#### [Directive]
Report each line of the data that includes the word "Declination".

== == ==

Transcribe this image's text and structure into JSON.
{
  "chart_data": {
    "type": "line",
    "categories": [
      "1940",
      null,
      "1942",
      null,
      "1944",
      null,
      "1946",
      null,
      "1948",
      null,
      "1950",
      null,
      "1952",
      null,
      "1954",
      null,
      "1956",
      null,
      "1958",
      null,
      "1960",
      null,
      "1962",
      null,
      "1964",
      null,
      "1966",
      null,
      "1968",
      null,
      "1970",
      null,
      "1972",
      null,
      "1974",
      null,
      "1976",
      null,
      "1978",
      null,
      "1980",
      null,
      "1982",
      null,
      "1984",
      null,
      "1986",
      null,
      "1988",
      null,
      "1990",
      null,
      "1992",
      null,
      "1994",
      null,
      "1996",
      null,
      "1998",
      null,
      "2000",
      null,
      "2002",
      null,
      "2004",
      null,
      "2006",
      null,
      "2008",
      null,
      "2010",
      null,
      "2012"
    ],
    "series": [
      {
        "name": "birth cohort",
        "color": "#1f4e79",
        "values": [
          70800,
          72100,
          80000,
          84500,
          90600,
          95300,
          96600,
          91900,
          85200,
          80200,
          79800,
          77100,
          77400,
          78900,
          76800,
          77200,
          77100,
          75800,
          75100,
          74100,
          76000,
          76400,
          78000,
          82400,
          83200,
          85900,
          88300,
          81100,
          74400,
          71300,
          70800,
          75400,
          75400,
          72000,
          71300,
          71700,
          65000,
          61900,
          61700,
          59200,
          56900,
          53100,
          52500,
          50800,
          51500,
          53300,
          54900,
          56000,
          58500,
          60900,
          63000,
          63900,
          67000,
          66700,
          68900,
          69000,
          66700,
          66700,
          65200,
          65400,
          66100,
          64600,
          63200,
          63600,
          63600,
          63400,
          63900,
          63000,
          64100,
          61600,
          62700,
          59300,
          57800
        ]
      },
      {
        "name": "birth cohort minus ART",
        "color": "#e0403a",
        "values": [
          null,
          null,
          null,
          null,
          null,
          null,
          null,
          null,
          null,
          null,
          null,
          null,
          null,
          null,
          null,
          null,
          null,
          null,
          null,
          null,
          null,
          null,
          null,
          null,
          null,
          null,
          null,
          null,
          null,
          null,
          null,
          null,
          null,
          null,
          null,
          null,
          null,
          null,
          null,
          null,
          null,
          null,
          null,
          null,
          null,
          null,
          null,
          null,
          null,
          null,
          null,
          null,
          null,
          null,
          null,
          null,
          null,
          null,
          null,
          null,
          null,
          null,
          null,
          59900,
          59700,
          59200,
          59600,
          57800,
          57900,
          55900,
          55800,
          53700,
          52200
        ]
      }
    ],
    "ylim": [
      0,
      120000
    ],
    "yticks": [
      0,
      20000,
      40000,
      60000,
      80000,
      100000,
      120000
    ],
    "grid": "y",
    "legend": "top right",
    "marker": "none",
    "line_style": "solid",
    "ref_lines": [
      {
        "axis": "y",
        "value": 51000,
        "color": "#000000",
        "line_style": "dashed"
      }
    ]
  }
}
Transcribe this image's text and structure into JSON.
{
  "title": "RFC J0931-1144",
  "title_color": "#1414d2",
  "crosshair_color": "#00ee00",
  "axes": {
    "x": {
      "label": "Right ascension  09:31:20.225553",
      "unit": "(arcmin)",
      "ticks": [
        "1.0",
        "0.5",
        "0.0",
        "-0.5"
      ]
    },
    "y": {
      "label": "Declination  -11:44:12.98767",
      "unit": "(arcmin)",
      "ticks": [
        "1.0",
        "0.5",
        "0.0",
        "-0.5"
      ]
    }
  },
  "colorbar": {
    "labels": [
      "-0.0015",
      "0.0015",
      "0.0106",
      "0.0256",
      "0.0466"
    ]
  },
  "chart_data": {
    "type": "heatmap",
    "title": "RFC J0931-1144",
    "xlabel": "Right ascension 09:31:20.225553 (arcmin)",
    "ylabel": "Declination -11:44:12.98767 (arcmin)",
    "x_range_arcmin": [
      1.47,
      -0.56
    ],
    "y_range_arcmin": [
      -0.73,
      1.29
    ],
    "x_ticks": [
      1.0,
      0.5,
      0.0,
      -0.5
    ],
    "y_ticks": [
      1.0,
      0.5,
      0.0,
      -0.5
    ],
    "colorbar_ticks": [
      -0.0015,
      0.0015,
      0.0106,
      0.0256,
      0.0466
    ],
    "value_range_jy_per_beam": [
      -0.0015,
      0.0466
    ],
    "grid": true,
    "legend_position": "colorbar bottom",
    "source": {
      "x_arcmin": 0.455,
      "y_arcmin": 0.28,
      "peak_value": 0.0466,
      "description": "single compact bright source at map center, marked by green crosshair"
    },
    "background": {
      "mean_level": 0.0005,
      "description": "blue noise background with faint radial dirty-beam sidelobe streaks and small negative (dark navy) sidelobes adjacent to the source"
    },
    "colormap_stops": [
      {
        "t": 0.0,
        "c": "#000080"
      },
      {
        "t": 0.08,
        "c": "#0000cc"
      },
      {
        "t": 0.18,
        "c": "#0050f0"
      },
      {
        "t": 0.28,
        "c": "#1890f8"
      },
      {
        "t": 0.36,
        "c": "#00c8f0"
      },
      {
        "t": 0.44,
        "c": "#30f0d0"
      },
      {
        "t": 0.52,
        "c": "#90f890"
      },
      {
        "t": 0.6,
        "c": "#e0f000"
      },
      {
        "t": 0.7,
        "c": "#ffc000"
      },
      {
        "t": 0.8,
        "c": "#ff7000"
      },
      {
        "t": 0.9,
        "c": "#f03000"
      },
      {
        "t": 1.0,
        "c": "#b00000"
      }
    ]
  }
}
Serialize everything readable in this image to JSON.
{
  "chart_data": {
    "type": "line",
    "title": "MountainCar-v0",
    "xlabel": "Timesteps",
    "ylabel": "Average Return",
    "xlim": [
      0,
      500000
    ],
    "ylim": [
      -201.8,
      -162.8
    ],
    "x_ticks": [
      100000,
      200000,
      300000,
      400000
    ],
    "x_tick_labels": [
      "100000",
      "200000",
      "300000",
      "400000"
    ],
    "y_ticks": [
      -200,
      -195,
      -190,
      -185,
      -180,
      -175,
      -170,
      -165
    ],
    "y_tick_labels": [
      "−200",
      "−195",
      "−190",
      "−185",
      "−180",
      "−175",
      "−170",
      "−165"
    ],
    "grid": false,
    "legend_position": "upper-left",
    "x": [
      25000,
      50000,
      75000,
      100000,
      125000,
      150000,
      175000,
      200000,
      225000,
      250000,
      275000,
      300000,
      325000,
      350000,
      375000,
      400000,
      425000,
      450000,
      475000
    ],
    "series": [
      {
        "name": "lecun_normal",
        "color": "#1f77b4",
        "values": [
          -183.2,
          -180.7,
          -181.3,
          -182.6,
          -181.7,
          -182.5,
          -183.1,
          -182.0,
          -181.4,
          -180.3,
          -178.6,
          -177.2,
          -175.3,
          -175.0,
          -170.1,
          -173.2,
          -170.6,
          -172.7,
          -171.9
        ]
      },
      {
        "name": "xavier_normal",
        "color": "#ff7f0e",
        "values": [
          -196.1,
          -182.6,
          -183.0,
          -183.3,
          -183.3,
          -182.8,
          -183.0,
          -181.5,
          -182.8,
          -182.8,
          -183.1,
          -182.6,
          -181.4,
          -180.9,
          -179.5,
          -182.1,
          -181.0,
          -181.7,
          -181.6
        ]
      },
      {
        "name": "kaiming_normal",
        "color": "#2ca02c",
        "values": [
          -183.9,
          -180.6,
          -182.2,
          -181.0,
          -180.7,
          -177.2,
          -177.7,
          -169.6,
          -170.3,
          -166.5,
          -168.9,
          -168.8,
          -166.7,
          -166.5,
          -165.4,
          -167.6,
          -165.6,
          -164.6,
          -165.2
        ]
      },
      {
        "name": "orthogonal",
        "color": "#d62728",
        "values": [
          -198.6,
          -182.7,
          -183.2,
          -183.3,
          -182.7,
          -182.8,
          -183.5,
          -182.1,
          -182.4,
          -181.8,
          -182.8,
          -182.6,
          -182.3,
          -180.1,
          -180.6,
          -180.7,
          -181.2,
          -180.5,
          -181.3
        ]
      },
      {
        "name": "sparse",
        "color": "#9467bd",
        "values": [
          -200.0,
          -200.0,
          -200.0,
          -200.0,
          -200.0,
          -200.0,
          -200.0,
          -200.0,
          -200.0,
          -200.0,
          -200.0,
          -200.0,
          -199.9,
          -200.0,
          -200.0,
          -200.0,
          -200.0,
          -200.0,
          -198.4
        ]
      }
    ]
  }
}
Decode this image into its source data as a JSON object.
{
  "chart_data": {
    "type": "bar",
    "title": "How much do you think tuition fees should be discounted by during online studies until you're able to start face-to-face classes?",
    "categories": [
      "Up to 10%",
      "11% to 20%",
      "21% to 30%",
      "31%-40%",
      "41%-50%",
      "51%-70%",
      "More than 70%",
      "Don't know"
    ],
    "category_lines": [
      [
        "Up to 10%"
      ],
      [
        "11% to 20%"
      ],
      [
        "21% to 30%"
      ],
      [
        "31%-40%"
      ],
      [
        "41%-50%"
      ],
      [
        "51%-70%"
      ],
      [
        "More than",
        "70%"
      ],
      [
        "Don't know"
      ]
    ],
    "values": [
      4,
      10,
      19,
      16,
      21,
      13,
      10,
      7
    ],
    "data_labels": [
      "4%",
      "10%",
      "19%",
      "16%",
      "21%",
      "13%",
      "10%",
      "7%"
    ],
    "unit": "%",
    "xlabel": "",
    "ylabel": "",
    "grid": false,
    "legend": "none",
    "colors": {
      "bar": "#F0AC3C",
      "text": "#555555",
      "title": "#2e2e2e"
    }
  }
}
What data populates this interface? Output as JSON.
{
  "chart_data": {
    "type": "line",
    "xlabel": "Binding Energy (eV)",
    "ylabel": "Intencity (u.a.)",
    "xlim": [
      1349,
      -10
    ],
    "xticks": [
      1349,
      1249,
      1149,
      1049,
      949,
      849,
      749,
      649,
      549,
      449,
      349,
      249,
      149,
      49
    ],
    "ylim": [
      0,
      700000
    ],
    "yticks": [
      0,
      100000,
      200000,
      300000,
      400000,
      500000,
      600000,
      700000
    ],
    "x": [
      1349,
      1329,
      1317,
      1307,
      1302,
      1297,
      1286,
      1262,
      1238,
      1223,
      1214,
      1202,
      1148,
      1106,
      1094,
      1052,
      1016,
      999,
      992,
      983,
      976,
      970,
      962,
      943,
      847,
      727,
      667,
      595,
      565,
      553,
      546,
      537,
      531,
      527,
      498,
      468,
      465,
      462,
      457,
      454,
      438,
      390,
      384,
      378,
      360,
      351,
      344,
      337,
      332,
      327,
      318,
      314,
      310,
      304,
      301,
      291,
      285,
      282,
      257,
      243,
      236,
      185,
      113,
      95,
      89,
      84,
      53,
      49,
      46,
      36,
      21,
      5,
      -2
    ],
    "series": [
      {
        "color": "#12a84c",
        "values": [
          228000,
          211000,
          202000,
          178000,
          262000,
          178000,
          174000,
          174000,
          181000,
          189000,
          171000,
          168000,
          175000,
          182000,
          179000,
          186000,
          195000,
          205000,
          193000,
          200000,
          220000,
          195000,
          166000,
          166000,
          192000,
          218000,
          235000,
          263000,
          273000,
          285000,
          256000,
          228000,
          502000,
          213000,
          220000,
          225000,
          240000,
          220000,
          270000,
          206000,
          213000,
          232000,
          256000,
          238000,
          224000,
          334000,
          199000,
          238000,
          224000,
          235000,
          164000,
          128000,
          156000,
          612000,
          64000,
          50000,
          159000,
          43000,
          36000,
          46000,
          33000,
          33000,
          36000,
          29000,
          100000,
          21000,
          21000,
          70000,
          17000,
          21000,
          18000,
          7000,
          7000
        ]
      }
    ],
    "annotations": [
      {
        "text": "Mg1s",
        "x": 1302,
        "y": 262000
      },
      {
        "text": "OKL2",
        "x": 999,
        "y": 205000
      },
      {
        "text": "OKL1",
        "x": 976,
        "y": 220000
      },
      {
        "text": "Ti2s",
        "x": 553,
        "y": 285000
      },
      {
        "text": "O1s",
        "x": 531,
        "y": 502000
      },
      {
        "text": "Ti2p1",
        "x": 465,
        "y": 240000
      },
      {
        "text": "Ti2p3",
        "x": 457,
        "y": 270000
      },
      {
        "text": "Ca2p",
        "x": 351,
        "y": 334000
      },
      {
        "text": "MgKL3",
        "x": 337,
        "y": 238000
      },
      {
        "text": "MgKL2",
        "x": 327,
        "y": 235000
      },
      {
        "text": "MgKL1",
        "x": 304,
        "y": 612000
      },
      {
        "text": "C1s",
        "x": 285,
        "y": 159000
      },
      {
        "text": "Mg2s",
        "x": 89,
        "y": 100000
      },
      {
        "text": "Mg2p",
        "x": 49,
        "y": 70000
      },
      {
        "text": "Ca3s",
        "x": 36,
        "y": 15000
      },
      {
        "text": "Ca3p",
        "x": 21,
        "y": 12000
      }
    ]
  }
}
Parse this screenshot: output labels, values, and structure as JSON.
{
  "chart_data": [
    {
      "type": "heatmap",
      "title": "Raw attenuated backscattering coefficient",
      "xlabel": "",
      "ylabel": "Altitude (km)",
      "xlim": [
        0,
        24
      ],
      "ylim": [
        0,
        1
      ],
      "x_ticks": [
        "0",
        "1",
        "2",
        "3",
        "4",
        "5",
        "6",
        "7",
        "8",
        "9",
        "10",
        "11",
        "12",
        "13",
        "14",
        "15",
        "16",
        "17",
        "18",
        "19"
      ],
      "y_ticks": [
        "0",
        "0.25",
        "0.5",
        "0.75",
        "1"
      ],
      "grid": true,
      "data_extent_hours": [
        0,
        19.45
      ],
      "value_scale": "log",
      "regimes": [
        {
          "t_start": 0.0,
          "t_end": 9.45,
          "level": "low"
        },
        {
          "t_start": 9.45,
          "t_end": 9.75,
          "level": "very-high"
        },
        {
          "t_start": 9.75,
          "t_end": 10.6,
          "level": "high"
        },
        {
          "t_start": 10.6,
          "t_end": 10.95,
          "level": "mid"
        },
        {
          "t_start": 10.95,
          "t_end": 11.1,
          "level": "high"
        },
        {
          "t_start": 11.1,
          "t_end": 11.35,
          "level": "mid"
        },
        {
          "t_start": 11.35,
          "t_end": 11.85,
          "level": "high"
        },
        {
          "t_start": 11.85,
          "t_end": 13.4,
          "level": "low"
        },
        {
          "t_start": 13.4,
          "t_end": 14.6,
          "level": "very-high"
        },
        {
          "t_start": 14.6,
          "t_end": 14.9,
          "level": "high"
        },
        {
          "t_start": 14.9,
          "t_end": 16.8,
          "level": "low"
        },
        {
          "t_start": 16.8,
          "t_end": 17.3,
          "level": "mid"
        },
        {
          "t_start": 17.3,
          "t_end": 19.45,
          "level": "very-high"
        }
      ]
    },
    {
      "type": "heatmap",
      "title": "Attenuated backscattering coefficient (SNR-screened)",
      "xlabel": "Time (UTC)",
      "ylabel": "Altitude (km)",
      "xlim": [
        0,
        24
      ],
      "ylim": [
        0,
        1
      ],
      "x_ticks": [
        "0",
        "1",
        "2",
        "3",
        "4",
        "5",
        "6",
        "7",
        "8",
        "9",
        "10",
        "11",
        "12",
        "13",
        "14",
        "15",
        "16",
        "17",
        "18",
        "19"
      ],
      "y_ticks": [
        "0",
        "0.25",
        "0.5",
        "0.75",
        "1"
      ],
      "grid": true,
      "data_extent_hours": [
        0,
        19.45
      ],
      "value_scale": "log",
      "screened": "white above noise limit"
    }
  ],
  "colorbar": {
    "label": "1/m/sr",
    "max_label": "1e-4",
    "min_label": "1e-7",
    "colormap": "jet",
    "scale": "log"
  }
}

== == ==

#### [Correct output]
      "label": "Declination  -11:44:12.98767",
    "ylabel": "Declination -11:44:12.98767 (arcmin)",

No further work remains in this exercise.